BEGIN
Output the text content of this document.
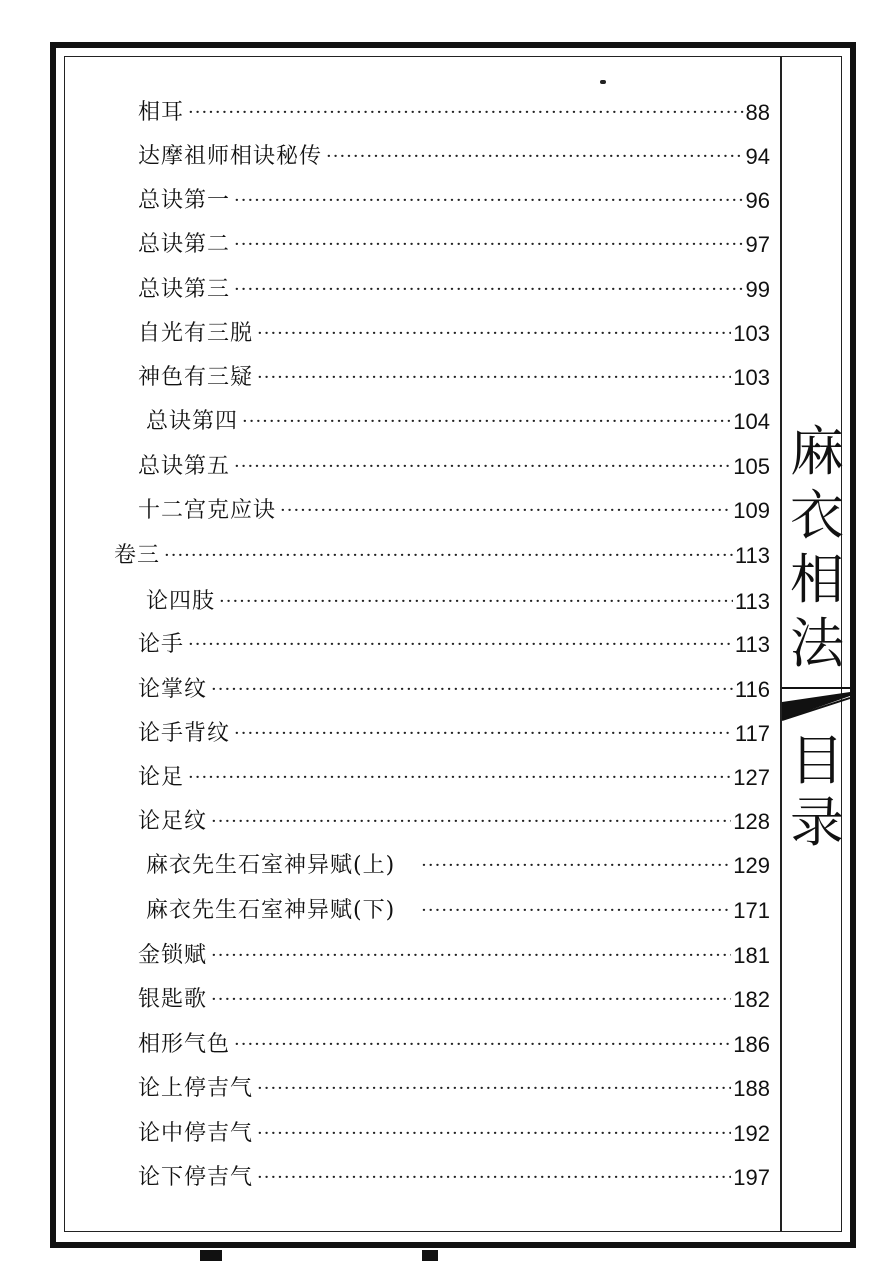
相耳 ·····	88
达摩祖师相诀秘传 ·····	94
总诀第一 ·····	96
总诀第二 ·····	97
总诀第三 ·····	99
自光有三脱 ·····	103
神色有三疑 ·····	103
总诀第四 ·····	104
总诀第五 ·····	105
十二宫克应诀 ·····	109
卷三 ·····	113
论四肢 ·····	113
论手 ·····	113
论掌纹 ·····	116
论手背纹 ·····	117
论足 ·····	127
论足纹 ·····	128
麻衣先生石室神异赋(上) ·····	129
麻衣先生石室神异赋(下) ·····	171
金锁赋 ·····	181
银匙歌 ·····	182
相形气色 ·····	186
论上停吉气 ·····	188
论中停吉气 ·····	192
论下停吉气 ·····	197
麻
衣
相
法
目
录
END
*SHORT EXERCISE*. Working from the lines above, reproduce the material exactly and exclude its pictures.

*ANSWER TO THIS PROBLEM*.
Output the text content of this document.
相耳 ·····	88
达摩祖师相诀秘传 ·····	94
总诀第一 ·····	96
总诀第二 ·····	97
总诀第三 ·····	99
自光有三脱 ·····	103
神色有三疑 ·····	103
总诀第四 ·····	104
总诀第五 ·····	105
十二宫克应诀 ·····	109
卷三 ·····	113
论四肢 ·····	113
论手 ·····	113
论掌纹 ·····	116
论手背纹 ·····	117
论足 ·····	127
论足纹 ·····	128
麻衣先生石室神异赋(上) ·····	129
麻衣先生石室神异赋(下) ·····	171
金锁赋 ·····	181
银匙歌 ·····	182
相形气色 ·····	186
论上停吉气 ·····	188
论中停吉气 ·····	192
论下停吉气 ·····	197
麻
衣
相
法
目
录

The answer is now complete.